Listed records:

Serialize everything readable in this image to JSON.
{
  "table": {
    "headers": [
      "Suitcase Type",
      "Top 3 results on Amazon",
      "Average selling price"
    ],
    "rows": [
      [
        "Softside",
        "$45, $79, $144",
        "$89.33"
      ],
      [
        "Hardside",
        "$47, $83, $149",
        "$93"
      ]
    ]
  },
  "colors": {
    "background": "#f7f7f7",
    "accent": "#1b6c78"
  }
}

Required task:
Please output the entire listing exactly as it stands.

Final answer:
Serialize everything readable in this image to JSON.
{
  "table": {
    "headers": [
      "Suitcase Type",
      "Top 3 results on Amazon",
      "Average selling price"
    ],
    "rows": [
      [
        "Softside",
        "$45, $79, $144",
        "$89.33"
      ],
      [
        "Hardside",
        "$47, $83, $149",
        "$93"
      ]
    ]
  },
  "colors": {
    "background": "#f7f7f7",
    "accent": "#1b6c78"
  }
}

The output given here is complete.